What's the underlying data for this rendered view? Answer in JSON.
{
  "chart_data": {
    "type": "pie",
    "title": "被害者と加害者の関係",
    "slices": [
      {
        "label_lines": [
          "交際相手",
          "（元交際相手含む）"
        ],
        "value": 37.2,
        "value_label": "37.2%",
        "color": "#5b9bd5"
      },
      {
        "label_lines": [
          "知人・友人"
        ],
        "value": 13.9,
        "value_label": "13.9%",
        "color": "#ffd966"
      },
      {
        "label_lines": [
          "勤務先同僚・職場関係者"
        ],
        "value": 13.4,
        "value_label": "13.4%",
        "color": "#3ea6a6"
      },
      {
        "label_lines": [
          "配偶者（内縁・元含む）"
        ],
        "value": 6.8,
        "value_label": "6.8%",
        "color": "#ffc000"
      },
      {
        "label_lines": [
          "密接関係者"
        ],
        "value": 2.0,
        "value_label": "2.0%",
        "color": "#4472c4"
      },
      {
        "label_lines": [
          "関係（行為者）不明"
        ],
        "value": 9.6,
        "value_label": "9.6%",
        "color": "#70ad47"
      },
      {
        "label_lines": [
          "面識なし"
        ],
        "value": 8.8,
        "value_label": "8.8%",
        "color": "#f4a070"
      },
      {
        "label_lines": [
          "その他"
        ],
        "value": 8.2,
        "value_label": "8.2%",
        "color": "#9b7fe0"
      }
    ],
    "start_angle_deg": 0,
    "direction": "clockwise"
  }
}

- - -

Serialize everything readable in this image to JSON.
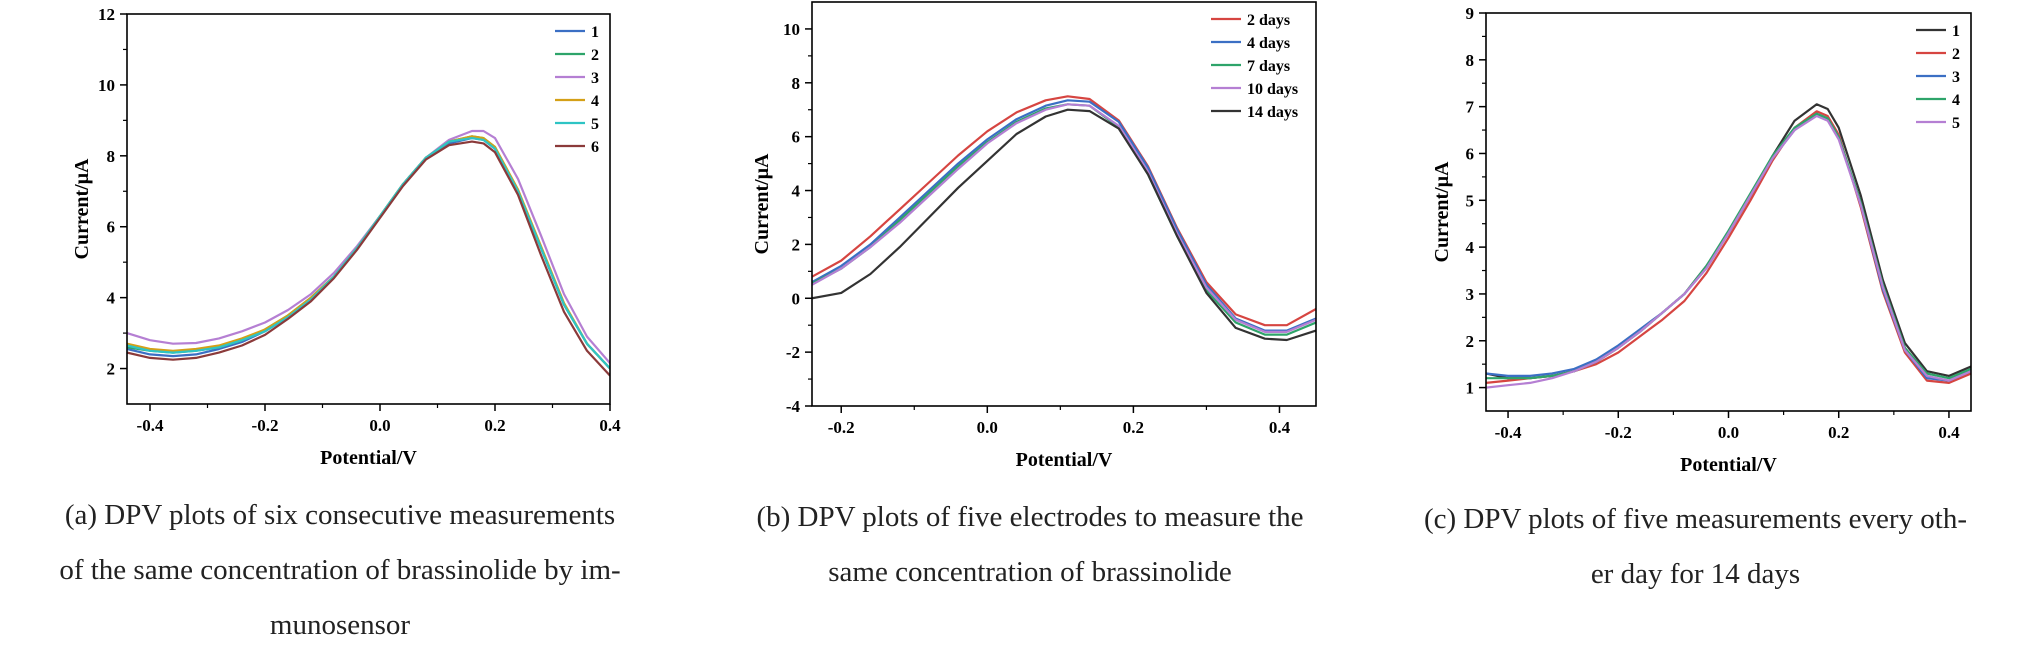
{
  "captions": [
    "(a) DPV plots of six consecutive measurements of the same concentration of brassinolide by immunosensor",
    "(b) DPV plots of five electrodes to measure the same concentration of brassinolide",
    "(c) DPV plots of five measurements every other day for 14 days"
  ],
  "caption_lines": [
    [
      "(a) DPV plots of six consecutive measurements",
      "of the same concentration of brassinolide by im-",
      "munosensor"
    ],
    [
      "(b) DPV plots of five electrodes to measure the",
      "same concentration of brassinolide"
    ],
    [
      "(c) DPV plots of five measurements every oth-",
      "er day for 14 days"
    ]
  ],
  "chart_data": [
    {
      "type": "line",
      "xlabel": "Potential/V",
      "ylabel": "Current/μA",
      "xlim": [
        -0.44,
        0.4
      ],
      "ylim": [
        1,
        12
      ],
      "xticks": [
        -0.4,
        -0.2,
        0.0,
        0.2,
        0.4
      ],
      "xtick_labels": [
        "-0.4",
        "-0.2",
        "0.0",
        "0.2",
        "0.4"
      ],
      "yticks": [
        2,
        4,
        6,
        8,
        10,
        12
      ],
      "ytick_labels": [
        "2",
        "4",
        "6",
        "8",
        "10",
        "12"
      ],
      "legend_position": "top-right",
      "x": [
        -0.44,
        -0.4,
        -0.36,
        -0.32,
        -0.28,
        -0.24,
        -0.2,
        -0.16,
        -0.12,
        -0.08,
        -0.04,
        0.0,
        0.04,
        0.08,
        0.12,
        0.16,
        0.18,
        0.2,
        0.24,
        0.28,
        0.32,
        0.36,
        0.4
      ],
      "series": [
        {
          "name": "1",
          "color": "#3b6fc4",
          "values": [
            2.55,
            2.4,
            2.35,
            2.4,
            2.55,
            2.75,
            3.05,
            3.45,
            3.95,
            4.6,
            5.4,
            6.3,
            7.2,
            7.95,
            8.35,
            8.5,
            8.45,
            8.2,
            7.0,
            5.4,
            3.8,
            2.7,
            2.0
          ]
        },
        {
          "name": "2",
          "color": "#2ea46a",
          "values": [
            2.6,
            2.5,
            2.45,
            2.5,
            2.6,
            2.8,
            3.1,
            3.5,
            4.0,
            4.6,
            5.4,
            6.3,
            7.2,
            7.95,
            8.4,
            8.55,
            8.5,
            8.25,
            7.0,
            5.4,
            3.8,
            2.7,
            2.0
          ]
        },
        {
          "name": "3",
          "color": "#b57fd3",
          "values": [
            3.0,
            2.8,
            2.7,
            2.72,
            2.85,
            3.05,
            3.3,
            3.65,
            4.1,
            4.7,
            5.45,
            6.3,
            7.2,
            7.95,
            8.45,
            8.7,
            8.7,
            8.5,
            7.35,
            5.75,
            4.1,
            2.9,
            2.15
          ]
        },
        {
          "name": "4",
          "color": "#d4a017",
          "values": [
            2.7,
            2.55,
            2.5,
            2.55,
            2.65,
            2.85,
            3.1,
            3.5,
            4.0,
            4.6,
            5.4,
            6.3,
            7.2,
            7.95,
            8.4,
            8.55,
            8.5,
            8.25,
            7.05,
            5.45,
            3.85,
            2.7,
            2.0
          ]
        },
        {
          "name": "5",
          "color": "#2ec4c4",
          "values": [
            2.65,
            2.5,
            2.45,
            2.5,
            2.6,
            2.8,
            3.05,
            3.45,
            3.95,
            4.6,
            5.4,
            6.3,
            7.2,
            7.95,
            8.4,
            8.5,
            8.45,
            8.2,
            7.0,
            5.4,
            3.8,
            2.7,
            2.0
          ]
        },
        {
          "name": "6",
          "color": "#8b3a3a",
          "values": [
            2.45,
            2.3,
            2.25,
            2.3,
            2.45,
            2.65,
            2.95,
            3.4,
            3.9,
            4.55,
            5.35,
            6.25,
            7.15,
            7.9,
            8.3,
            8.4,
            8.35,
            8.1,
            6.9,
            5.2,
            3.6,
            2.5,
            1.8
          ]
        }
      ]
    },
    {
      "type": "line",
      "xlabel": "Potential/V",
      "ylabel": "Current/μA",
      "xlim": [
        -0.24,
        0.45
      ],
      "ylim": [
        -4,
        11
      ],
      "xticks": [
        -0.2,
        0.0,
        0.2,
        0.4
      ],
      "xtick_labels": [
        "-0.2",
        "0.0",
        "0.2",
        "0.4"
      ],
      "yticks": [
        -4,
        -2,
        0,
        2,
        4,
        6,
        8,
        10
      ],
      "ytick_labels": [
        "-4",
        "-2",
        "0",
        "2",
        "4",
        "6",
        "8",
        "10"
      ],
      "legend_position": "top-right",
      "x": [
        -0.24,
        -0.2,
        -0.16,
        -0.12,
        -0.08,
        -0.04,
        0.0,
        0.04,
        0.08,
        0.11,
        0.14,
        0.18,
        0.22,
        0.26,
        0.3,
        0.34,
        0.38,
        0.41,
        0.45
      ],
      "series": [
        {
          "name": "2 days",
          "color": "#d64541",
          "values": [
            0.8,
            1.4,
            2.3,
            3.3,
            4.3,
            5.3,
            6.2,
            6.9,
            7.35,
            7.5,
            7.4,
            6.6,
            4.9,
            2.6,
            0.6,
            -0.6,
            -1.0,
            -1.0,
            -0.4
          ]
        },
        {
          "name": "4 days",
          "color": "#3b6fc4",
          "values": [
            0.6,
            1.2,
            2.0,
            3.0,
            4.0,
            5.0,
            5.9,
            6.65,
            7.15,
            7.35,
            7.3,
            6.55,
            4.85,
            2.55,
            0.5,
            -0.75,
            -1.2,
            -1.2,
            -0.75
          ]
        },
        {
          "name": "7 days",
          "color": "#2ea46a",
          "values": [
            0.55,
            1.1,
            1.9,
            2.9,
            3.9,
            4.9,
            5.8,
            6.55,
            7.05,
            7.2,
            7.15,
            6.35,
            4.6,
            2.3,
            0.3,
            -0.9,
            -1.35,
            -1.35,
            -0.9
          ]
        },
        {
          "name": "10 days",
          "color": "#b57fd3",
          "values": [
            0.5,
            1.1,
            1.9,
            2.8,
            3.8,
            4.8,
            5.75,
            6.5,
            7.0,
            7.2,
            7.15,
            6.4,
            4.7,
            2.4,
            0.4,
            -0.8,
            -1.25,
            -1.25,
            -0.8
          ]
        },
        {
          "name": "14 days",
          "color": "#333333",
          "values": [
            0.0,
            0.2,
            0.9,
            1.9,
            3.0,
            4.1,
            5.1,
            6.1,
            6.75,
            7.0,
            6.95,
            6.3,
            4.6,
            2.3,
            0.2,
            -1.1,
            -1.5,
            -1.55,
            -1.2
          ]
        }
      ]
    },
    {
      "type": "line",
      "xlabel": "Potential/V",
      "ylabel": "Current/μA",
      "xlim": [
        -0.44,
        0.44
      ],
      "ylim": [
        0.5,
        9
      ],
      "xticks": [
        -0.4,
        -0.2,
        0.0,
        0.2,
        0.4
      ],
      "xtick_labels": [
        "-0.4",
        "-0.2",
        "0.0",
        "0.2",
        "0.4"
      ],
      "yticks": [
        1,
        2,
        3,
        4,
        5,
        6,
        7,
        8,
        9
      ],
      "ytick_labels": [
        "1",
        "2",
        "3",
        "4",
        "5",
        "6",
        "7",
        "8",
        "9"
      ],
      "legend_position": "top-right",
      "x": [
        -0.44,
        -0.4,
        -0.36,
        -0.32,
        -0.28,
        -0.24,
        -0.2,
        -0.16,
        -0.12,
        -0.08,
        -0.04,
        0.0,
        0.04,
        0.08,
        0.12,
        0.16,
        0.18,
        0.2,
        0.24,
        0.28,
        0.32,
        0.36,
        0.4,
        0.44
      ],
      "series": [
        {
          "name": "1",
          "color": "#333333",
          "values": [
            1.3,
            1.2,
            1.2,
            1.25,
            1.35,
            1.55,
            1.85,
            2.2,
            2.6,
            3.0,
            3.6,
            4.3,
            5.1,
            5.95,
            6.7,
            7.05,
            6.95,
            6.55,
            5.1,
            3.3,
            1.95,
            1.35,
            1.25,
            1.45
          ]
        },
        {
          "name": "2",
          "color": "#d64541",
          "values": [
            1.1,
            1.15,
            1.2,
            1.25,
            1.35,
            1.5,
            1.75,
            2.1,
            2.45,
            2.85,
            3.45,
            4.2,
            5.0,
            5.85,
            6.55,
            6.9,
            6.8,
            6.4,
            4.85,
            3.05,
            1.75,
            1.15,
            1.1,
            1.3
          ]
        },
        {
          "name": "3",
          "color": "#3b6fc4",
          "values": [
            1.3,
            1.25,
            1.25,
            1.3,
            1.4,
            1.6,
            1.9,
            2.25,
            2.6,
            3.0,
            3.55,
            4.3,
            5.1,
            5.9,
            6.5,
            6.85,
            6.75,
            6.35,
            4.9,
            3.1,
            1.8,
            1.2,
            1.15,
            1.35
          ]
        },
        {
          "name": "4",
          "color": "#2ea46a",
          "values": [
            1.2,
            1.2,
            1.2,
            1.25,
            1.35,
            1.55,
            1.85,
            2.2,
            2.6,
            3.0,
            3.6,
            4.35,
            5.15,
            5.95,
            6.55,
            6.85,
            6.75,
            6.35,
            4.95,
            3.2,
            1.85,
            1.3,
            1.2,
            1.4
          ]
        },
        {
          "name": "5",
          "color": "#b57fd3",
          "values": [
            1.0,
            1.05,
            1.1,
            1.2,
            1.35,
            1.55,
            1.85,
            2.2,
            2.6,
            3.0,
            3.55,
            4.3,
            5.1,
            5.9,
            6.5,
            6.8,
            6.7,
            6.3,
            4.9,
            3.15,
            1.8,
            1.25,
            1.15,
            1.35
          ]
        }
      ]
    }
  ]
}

- - -

*CHALLENGE*
Using the records above, pull out each line where the word "electrodes" occurs.

*RESULT OF THE TASK*
    "(b) DPV plots of five electrodes to measure the same concentration of brassinolide",
      "(b) DPV plots of five electrodes to measure the",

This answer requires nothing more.